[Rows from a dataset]
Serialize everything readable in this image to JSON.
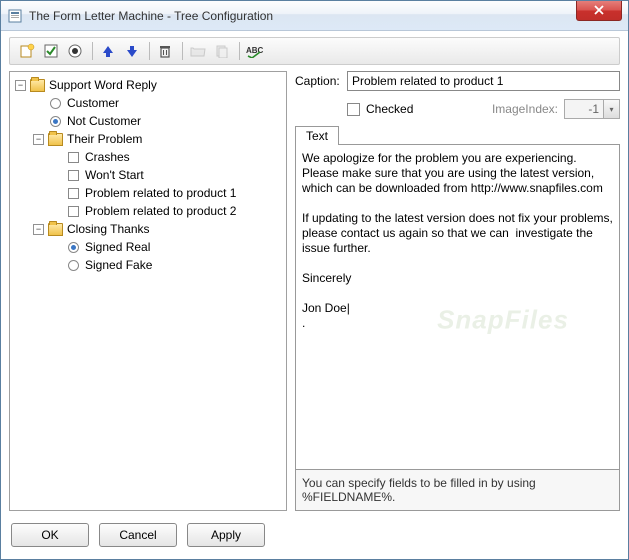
{
  "window": {
    "title": "The Form Letter Machine - Tree Configuration"
  },
  "toolbar": {
    "items": [
      "new",
      "checkbox",
      "radio",
      "sep",
      "up",
      "down",
      "sep",
      "delete",
      "sep",
      "open",
      "copy",
      "sep",
      "spellcheck"
    ]
  },
  "tree": {
    "root": {
      "label": "Support Word Reply",
      "children": [
        {
          "type": "radio",
          "label": "Customer",
          "checked": false
        },
        {
          "type": "radio",
          "label": "Not Customer",
          "checked": true
        },
        {
          "type": "folder",
          "label": "Their Problem",
          "children": [
            {
              "type": "check",
              "label": "Crashes"
            },
            {
              "type": "check",
              "label": "Won't Start"
            },
            {
              "type": "check",
              "label": "Problem related to product 1"
            },
            {
              "type": "check",
              "label": "Problem related to product 2"
            }
          ]
        },
        {
          "type": "folder",
          "label": "Closing Thanks",
          "children": [
            {
              "type": "radio",
              "label": "Signed Real",
              "checked": true
            },
            {
              "type": "radio",
              "label": "Signed Fake",
              "checked": false
            }
          ]
        }
      ]
    }
  },
  "detail": {
    "caption_label": "Caption:",
    "caption_value": "Problem related to product 1",
    "checked_label": "Checked",
    "imageindex_label": "ImageIndex:",
    "imageindex_value": "-1",
    "tab_label": "Text",
    "text_value": "We apologize for the problem you are experiencing. Please make sure that you are using the latest version, which can be downloaded from http://www.snapfiles.com\n\nIf updating to the latest version does not fix your problems, please contact us again so that we can  investigate the issue further.\n\nSincerely\n\nJon Doe|\n.",
    "hint": "You can specify fields to be filled in by using %FIELDNAME%."
  },
  "buttons": {
    "ok": "OK",
    "cancel": "Cancel",
    "apply": "Apply"
  },
  "watermark": "SnapFiles"
}
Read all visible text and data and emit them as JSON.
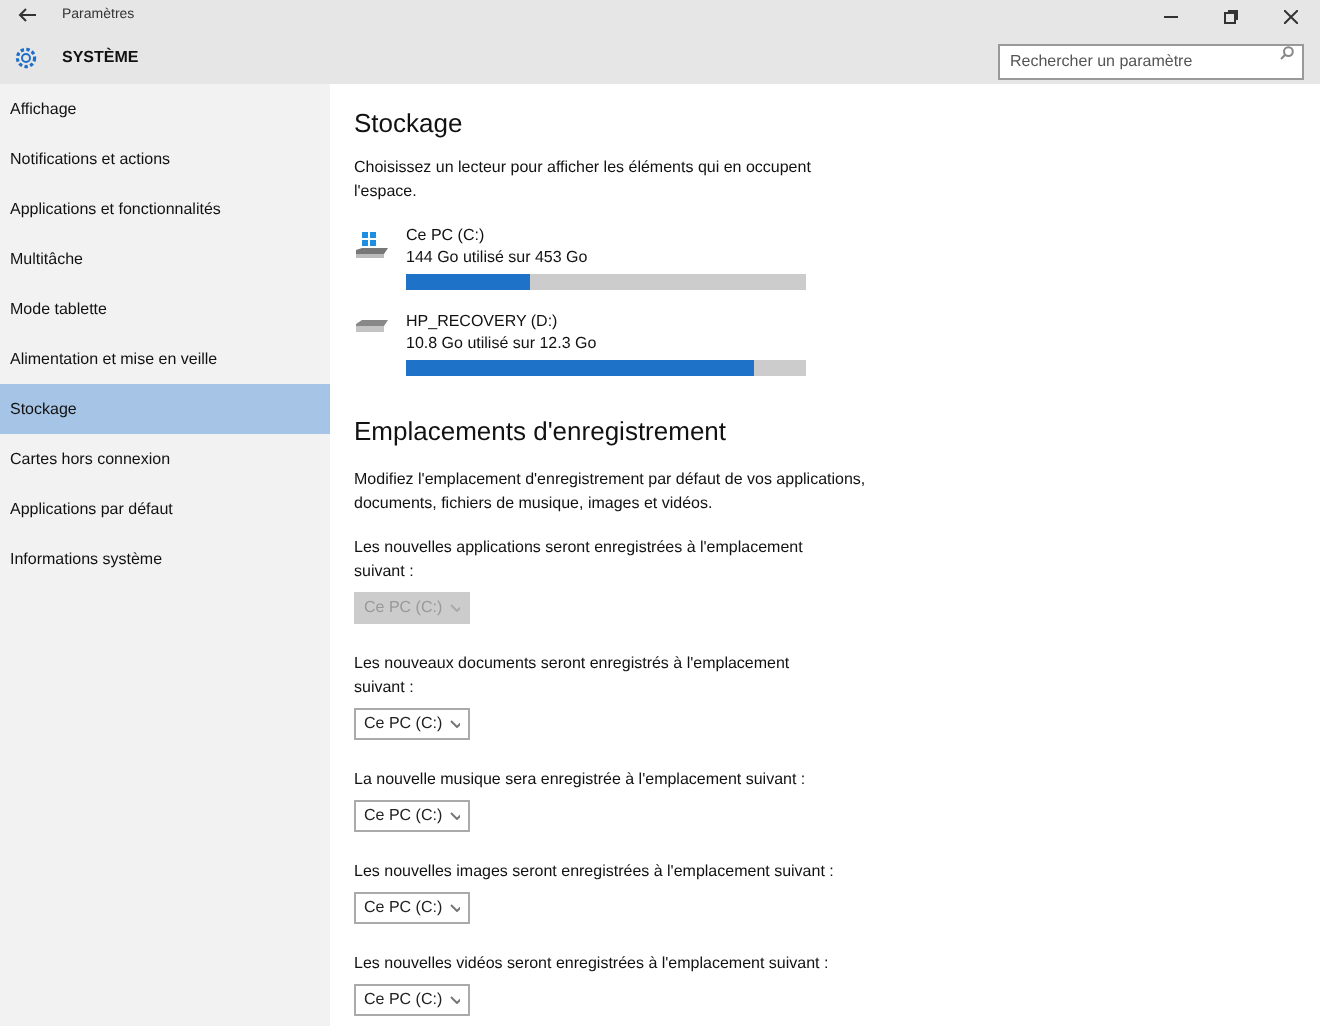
{
  "window": {
    "title": "Paramètres"
  },
  "header": {
    "title": "SYSTÈME",
    "search": {
      "placeholder": "Rechercher un paramètre"
    }
  },
  "sidebar": {
    "items": [
      {
        "label": "Affichage",
        "selected": false
      },
      {
        "label": "Notifications et actions",
        "selected": false
      },
      {
        "label": "Applications et fonctionnalités",
        "selected": false
      },
      {
        "label": "Multitâche",
        "selected": false
      },
      {
        "label": "Mode tablette",
        "selected": false
      },
      {
        "label": "Alimentation et mise en veille",
        "selected": false
      },
      {
        "label": "Stockage",
        "selected": true
      },
      {
        "label": "Cartes hors connexion",
        "selected": false
      },
      {
        "label": "Applications par défaut",
        "selected": false
      },
      {
        "label": "Informations système",
        "selected": false
      }
    ]
  },
  "storage": {
    "title": "Stockage",
    "description": "Choisissez un lecteur pour afficher les éléments qui en occupent l'espace.",
    "drives": [
      {
        "kind": "system",
        "name": "Ce PC (C:)",
        "usage": "144 Go utilisé sur 453 Go",
        "level": 0.31
      },
      {
        "kind": "plain",
        "name": "HP_RECOVERY (D:)",
        "usage": "10.8 Go utilisé sur 12.3 Go",
        "level": 0.87
      }
    ]
  },
  "save_locations": {
    "title": "Emplacements d'enregistrement",
    "description": "Modifiez l'emplacement d'enregistrement par défaut de vos applications, documents, fichiers de musique, images et vidéos.",
    "settings": [
      {
        "label": "Les nouvelles applications seront enregistrées à l'emplacement suivant :",
        "value": "Ce PC (C:)",
        "disabled": true
      },
      {
        "label": "Les nouveaux documents seront enregistrés à l'emplacement suivant :",
        "value": "Ce PC (C:)",
        "disabled": false
      },
      {
        "label": "La nouvelle musique sera enregistrée à l'emplacement suivant :",
        "value": "Ce PC (C:)",
        "disabled": false
      },
      {
        "label": "Les nouvelles images seront enregistrées à l'emplacement suivant :",
        "value": "Ce PC (C:)",
        "disabled": false
      },
      {
        "label": "Les nouvelles vidéos seront enregistrées à l'emplacement suivant :",
        "value": "Ce PC (C:)",
        "disabled": false
      }
    ]
  }
}
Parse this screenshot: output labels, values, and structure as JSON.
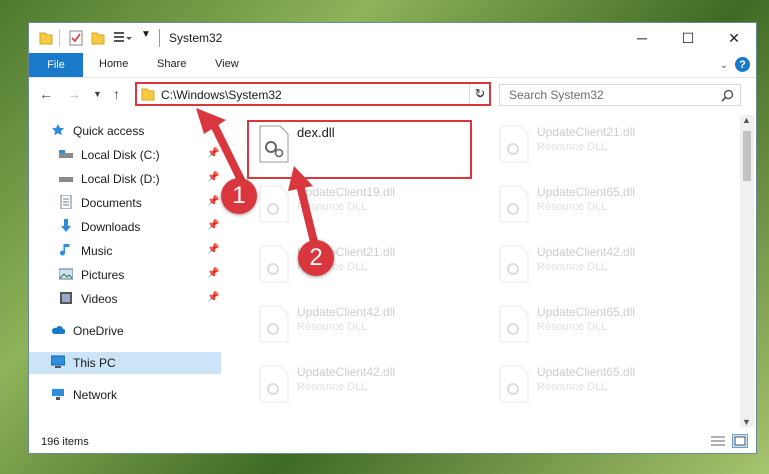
{
  "window": {
    "title": "System32"
  },
  "ribbon": {
    "file": "File",
    "home": "Home",
    "share": "Share",
    "view": "View",
    "help": "?"
  },
  "address": {
    "path": "C:\\Windows\\System32"
  },
  "search": {
    "placeholder": "Search System32"
  },
  "sidebar": {
    "items": [
      {
        "label": "Quick access",
        "icon": "star-icon"
      },
      {
        "label": "Local Disk (C:)",
        "icon": "drive-icon"
      },
      {
        "label": "Local Disk (D:)",
        "icon": "drive-icon"
      },
      {
        "label": "Documents",
        "icon": "documents-icon"
      },
      {
        "label": "Downloads",
        "icon": "downloads-icon"
      },
      {
        "label": "Music",
        "icon": "music-icon"
      },
      {
        "label": "Pictures",
        "icon": "pictures-icon"
      },
      {
        "label": "Videos",
        "icon": "videos-icon"
      },
      {
        "label": "OneDrive",
        "icon": "cloud-icon"
      },
      {
        "label": "This PC",
        "icon": "computer-icon"
      },
      {
        "label": "Network",
        "icon": "network-icon"
      }
    ]
  },
  "files": [
    {
      "name": "dex.dll",
      "type": ""
    },
    {
      "name": "UpdateClient21.dll",
      "type": "Resource DLL"
    },
    {
      "name": "UpdateClient19.dll",
      "type": "Resource DLL"
    },
    {
      "name": "UpdateClient65.dll",
      "type": "Resource DLL"
    },
    {
      "name": "UpdateClient21.dll",
      "type": "Resource DLL"
    },
    {
      "name": "UpdateClient42.dll",
      "type": "Resource DLL"
    },
    {
      "name": "UpdateClient42.dll",
      "type": "Resource DLL"
    },
    {
      "name": "UpdateClient65.dll",
      "type": "Resource DLL"
    },
    {
      "name": "UpdateClient42.dll",
      "type": "Resource DLL"
    },
    {
      "name": "UpdateClient65.dll",
      "type": "Resource DLL"
    }
  ],
  "status": {
    "count": "196 items"
  },
  "callouts": {
    "one": "1",
    "two": "2"
  },
  "colors": {
    "accent": "#1979ca",
    "highlight": "#d9363e",
    "selected": "#cce4f7"
  }
}
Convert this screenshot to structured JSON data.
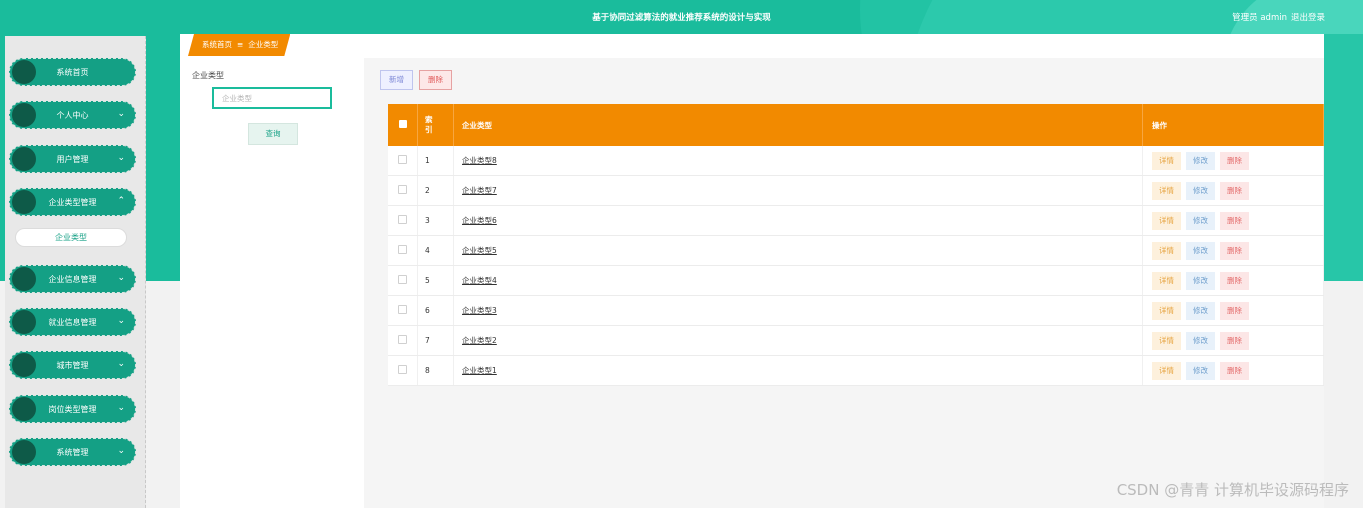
{
  "header": {
    "title": "基于协同过滤算法的就业推荐系统的设计与实现",
    "user_label": "管理员 admin",
    "logout_label": "退出登录"
  },
  "sidebar": {
    "items": [
      {
        "label": "系统首页",
        "has_chevron": false,
        "chevron": ""
      },
      {
        "label": "个人中心",
        "has_chevron": true,
        "chevron": "⌄"
      },
      {
        "label": "用户管理",
        "has_chevron": true,
        "chevron": "⌄"
      },
      {
        "label": "企业类型管理",
        "has_chevron": true,
        "chevron": "⌃"
      },
      {
        "label": "企业信息管理",
        "has_chevron": true,
        "chevron": "⌄"
      },
      {
        "label": "就业信息管理",
        "has_chevron": true,
        "chevron": "⌄"
      },
      {
        "label": "城市管理",
        "has_chevron": true,
        "chevron": "⌄"
      },
      {
        "label": "岗位类型管理",
        "has_chevron": true,
        "chevron": "⌄"
      },
      {
        "label": "系统管理",
        "has_chevron": true,
        "chevron": "⌄"
      }
    ],
    "submenu_label": "企业类型"
  },
  "breadcrumb": {
    "home": "系统首页",
    "separator": "≡",
    "current": "企业类型"
  },
  "search": {
    "field_label": "企业类型",
    "placeholder": "企业类型",
    "button_label": "查询"
  },
  "toolbar": {
    "add_label": "新增",
    "delete_label": "删除"
  },
  "table": {
    "columns": {
      "index": "索引",
      "name": "企业类型",
      "ops": "操作"
    },
    "rows": [
      {
        "index": "1",
        "name": "企业类型8"
      },
      {
        "index": "2",
        "name": "企业类型7"
      },
      {
        "index": "3",
        "name": "企业类型6"
      },
      {
        "index": "4",
        "name": "企业类型5"
      },
      {
        "index": "5",
        "name": "企业类型4"
      },
      {
        "index": "6",
        "name": "企业类型3"
      },
      {
        "index": "7",
        "name": "企业类型2"
      },
      {
        "index": "8",
        "name": "企业类型1"
      }
    ],
    "row_actions": {
      "detail": "详情",
      "edit": "修改",
      "delete": "删除"
    }
  },
  "watermark": "CSDN @青青  计算机毕设源码程序",
  "colors": {
    "primary": "#1abc9c",
    "accent": "#f28a00",
    "danger": "#e05b5b"
  }
}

Problem details.
List each line of the records that holds the string "Local".

Solution to this exercise.
        "label": "Local Disk (C:)",
        "label": "Local Disk (D:)",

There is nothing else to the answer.